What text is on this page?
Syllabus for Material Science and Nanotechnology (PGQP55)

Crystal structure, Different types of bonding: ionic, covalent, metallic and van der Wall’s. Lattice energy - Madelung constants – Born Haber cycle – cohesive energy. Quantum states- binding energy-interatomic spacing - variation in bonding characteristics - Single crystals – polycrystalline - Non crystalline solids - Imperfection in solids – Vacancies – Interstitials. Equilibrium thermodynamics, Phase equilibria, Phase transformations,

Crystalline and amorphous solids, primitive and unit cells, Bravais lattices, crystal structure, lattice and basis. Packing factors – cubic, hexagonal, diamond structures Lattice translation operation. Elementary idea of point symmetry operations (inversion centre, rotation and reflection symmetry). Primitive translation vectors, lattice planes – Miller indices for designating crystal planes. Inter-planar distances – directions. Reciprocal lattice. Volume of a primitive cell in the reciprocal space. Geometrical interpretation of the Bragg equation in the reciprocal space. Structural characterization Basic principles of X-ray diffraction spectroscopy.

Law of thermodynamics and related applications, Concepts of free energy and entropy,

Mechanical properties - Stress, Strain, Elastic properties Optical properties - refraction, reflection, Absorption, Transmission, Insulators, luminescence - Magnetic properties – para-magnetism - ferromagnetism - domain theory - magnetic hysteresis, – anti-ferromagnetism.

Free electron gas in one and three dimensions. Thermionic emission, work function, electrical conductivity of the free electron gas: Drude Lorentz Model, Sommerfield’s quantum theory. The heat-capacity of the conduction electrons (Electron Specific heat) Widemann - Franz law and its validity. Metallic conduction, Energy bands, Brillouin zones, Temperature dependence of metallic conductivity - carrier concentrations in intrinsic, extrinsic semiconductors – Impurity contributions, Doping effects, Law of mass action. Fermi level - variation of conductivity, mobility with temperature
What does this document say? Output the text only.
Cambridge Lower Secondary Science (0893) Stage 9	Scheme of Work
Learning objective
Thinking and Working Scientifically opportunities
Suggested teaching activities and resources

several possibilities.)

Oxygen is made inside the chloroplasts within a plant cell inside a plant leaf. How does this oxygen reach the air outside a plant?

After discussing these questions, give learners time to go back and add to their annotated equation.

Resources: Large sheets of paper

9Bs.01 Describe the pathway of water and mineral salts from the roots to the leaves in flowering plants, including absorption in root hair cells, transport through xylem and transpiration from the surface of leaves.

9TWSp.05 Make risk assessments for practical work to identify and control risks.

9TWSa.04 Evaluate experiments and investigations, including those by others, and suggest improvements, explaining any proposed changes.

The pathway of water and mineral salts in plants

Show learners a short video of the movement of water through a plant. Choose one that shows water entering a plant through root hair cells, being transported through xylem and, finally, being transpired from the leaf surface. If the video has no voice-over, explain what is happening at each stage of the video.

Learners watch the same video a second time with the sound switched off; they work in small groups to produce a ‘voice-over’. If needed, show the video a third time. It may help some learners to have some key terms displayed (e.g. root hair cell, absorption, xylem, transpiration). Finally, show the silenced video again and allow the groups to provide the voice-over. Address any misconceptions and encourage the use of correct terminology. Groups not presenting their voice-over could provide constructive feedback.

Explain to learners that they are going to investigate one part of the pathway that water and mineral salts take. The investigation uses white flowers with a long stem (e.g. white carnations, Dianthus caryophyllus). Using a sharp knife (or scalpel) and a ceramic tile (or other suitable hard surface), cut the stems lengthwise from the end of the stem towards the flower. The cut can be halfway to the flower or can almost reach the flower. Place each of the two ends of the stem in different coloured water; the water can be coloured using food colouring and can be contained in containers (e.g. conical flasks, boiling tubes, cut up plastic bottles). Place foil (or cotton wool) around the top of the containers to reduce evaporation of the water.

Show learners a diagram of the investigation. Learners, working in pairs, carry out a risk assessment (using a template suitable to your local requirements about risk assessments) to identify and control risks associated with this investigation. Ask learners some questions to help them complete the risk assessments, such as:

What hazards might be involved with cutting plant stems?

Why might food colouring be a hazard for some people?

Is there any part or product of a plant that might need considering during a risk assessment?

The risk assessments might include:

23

--- Work order ---
Filter the data for the string "identify". Copy each matching line.

--- Solved problem ---
9TWSp.05 Make risk assessments for practical work to identify and control risks.
Show learners a diagram of the investigation. Learners, working in pairs, carry out a risk assessment (using a template suitable to your local requirements about risk assessments) to identify and control risks associated with this investigation. Ask learners some questions to help them complete the risk assessments, such as:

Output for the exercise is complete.